● Job:
Transcribe the data in full and exactly, omitting any pictures.

## BEGIN Record set

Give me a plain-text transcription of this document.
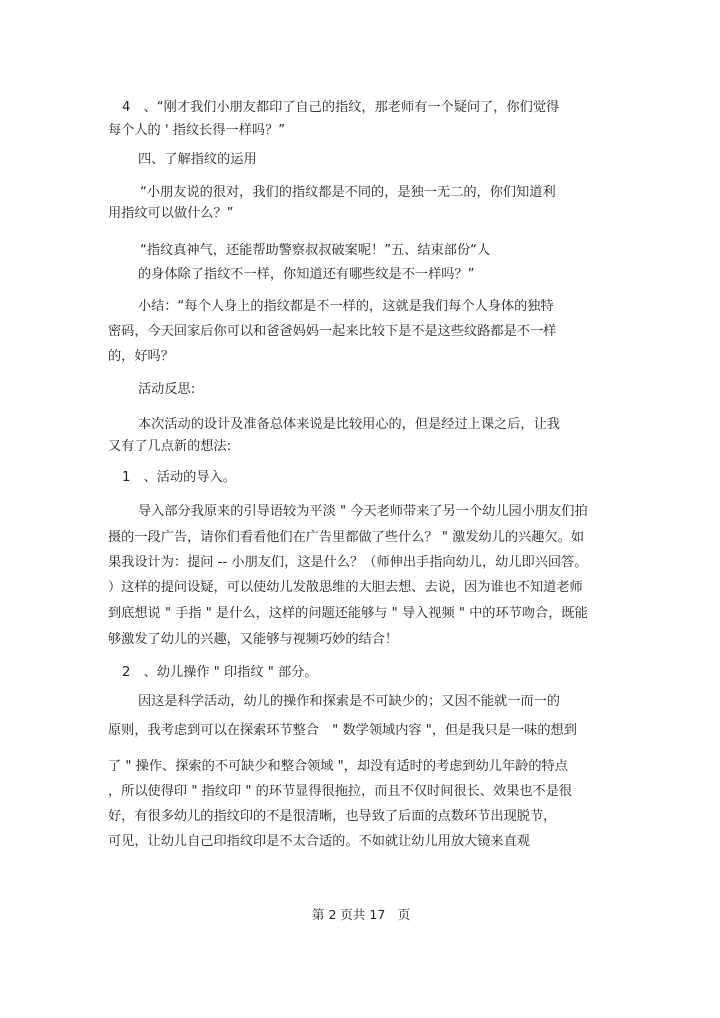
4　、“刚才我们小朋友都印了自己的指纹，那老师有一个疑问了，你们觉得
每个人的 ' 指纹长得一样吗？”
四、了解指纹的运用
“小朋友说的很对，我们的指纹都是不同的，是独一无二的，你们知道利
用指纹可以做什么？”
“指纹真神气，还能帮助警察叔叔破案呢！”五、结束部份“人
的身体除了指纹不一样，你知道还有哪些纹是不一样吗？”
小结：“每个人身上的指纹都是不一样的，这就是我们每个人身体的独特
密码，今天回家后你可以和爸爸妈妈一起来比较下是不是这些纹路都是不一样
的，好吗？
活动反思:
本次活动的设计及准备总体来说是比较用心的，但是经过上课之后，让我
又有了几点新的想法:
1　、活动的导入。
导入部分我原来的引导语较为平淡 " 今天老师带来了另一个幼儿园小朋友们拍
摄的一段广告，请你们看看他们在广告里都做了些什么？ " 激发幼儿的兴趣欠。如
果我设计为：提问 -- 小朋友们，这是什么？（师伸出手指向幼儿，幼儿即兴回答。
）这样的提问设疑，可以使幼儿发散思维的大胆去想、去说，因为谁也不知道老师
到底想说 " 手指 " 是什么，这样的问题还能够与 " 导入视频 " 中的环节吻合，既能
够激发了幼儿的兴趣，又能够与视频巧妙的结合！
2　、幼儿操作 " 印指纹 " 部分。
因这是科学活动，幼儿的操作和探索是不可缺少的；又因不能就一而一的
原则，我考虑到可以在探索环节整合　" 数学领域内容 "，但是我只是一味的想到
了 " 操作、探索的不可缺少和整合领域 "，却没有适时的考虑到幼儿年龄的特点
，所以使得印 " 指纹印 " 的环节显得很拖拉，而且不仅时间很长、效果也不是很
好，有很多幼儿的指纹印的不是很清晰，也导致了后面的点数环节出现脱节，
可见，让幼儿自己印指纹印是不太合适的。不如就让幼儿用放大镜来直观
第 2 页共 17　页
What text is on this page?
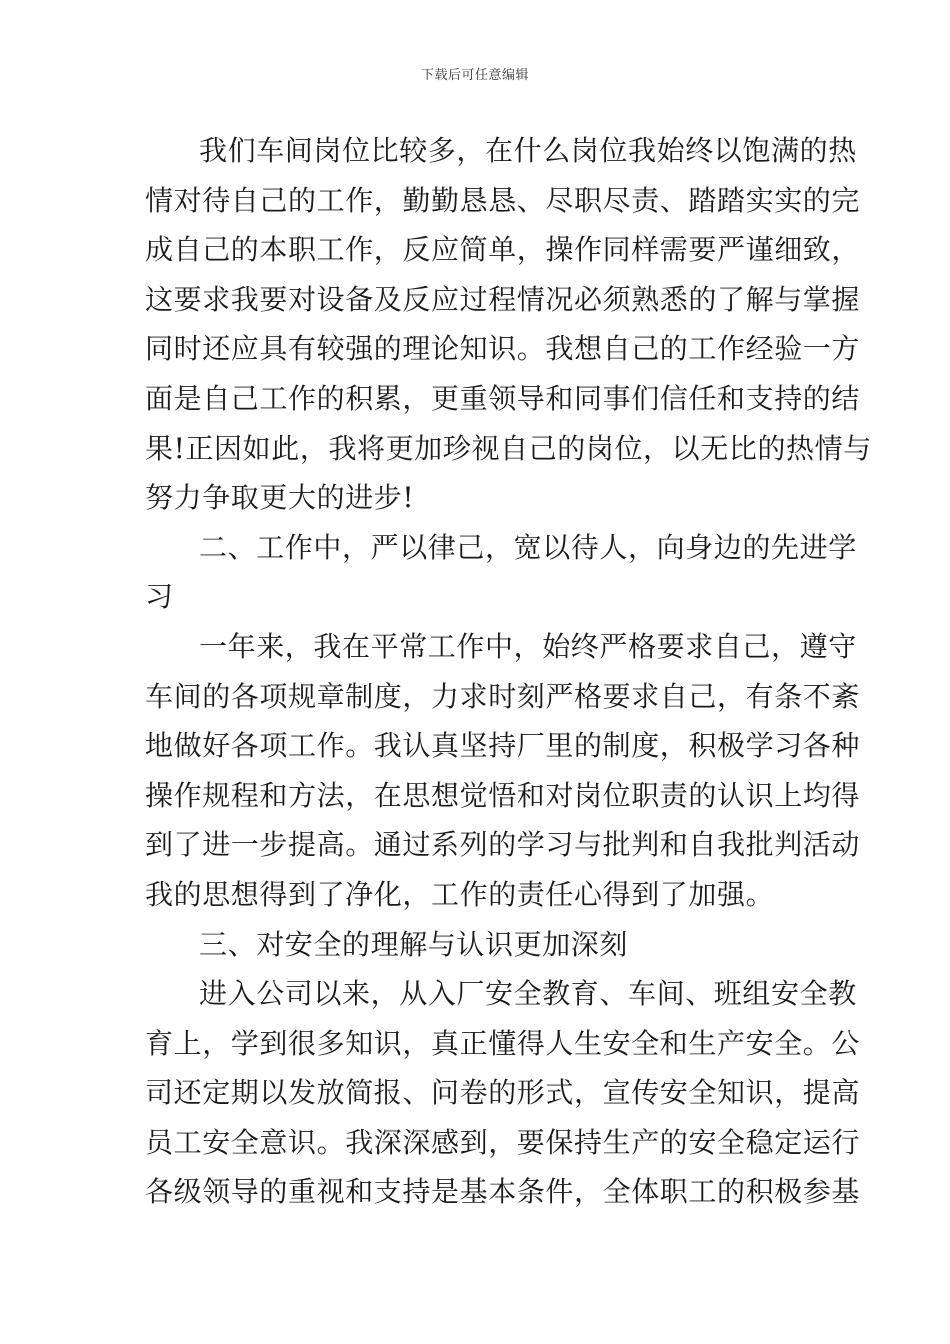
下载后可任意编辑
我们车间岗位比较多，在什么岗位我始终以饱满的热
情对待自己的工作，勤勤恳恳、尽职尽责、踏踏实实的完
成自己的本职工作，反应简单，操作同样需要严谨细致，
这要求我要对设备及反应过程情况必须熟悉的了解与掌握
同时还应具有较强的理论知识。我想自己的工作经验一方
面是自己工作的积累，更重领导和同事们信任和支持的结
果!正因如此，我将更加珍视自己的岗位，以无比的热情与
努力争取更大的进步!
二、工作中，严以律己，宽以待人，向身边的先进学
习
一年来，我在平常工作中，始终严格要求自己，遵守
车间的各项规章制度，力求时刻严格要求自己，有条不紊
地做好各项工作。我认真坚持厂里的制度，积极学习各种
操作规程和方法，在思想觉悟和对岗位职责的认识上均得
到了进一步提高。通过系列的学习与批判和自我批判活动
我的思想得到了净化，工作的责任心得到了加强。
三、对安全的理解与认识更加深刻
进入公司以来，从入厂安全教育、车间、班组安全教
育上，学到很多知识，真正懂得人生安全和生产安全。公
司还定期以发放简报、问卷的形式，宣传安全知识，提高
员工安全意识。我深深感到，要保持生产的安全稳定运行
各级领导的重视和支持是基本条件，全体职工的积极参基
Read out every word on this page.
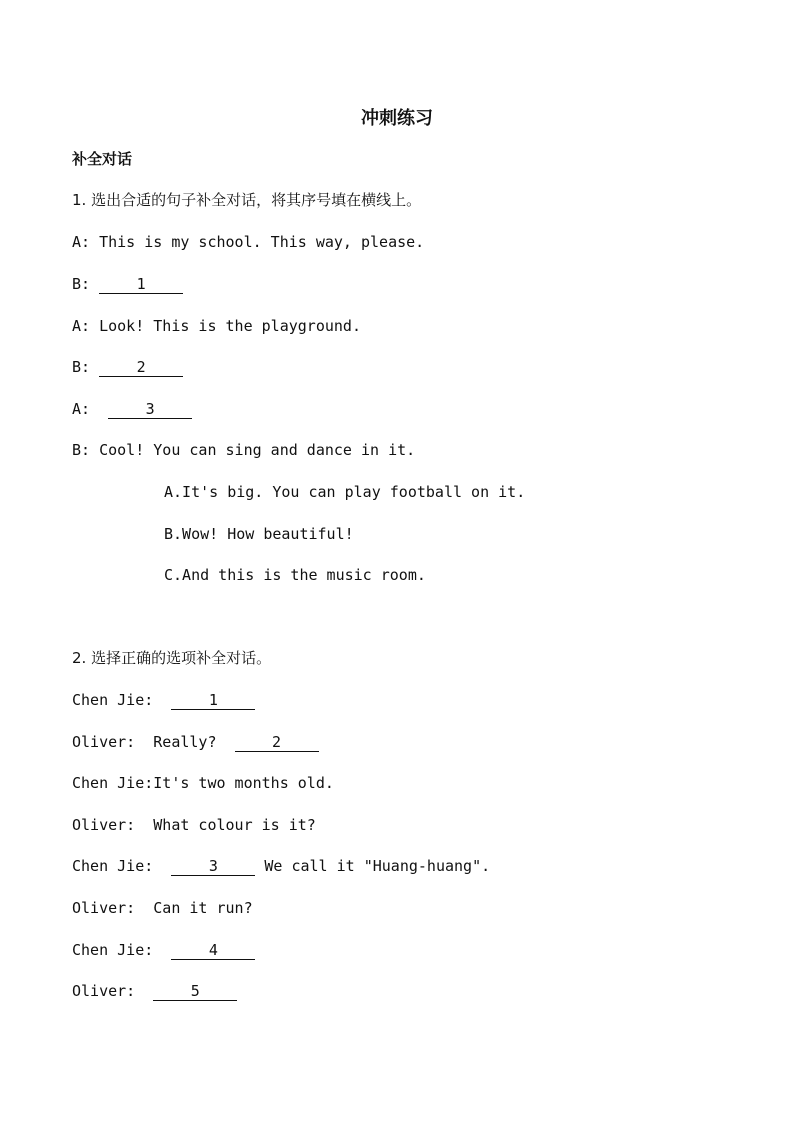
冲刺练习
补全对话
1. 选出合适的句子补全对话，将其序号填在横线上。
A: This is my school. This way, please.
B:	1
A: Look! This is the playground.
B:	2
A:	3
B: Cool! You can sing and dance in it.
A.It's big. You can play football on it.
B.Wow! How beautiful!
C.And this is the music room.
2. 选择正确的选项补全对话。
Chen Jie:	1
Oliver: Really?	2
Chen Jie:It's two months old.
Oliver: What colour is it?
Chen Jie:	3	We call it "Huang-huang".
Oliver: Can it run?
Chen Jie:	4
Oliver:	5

## END Record set

● Task answer:
Give me a plain-text transcription of this document.
4　、“刚才我们小朋友都印了自己的指纹，那老师有一个疑问了，你们觉得
每个人的 ' 指纹长得一样吗？”
四、了解指纹的运用
“小朋友说的很对，我们的指纹都是不同的，是独一无二的，你们知道利
用指纹可以做什么？”
“指纹真神气，还能帮助警察叔叔破案呢！”五、结束部份“人
的身体除了指纹不一样，你知道还有哪些纹是不一样吗？”
小结：“每个人身上的指纹都是不一样的，这就是我们每个人身体的独特
密码，今天回家后你可以和爸爸妈妈一起来比较下是不是这些纹路都是不一样
的，好吗？
活动反思:
本次活动的设计及准备总体来说是比较用心的，但是经过上课之后，让我
又有了几点新的想法:
1　、活动的导入。
导入部分我原来的引导语较为平淡 " 今天老师带来了另一个幼儿园小朋友们拍
摄的一段广告，请你们看看他们在广告里都做了些什么？ " 激发幼儿的兴趣欠。如
果我设计为：提问 -- 小朋友们，这是什么？（师伸出手指向幼儿，幼儿即兴回答。
）这样的提问设疑，可以使幼儿发散思维的大胆去想、去说，因为谁也不知道老师
到底想说 " 手指 " 是什么，这样的问题还能够与 " 导入视频 " 中的环节吻合，既能
够激发了幼儿的兴趣，又能够与视频巧妙的结合！
2　、幼儿操作 " 印指纹 " 部分。
因这是科学活动，幼儿的操作和探索是不可缺少的；又因不能就一而一的
原则，我考虑到可以在探索环节整合　" 数学领域内容 "，但是我只是一味的想到
了 " 操作、探索的不可缺少和整合领域 "，却没有适时的考虑到幼儿年龄的特点
，所以使得印 " 指纹印 " 的环节显得很拖拉，而且不仅时间很长、效果也不是很
好，有很多幼儿的指纹印的不是很清晰，也导致了后面的点数环节出现脱节，
可见，让幼儿自己印指纹印是不太合适的。不如就让幼儿用放大镜来直观
第 2 页共 17　页
What text is on this page?
下载后可任意编辑
我们车间岗位比较多，在什么岗位我始终以饱满的热
情对待自己的工作，勤勤恳恳、尽职尽责、踏踏实实的完
成自己的本职工作，反应简单，操作同样需要严谨细致，
这要求我要对设备及反应过程情况必须熟悉的了解与掌握
同时还应具有较强的理论知识。我想自己的工作经验一方
面是自己工作的积累，更重领导和同事们信任和支持的结
果!正因如此，我将更加珍视自己的岗位，以无比的热情与
努力争取更大的进步!
二、工作中，严以律己，宽以待人，向身边的先进学
习
一年来，我在平常工作中，始终严格要求自己，遵守
车间的各项规章制度，力求时刻严格要求自己，有条不紊
地做好各项工作。我认真坚持厂里的制度，积极学习各种
操作规程和方法，在思想觉悟和对岗位职责的认识上均得
到了进一步提高。通过系列的学习与批判和自我批判活动
我的思想得到了净化，工作的责任心得到了加强。
三、对安全的理解与认识更加深刻
进入公司以来，从入厂安全教育、车间、班组安全教
育上，学到很多知识，真正懂得人生安全和生产安全。公
司还定期以发放简报、问卷的形式，宣传安全知识，提高
员工安全意识。我深深感到，要保持生产的安全稳定运行
各级领导的重视和支持是基本条件，全体职工的积极参基
Read out every word on this page.
冲刺练习
补全对话
1. 选出合适的句子补全对话，将其序号填在横线上。
A: This is my school. This way, please.
B:	1
A: Look! This is the playground.
B:	2
A:	3
B: Cool! You can sing and dance in it.
A.It's big. You can play football on it.
B.Wow! How beautiful!
C.And this is the music room.
2. 选择正确的选项补全对话。
Chen Jie:	1
Oliver: Really?	2
Chen Jie:It's two months old.
Oliver: What colour is it?
Chen Jie:	3	We call it "Huang-huang".
Oliver: Can it run?
Chen Jie:	4
Oliver:	5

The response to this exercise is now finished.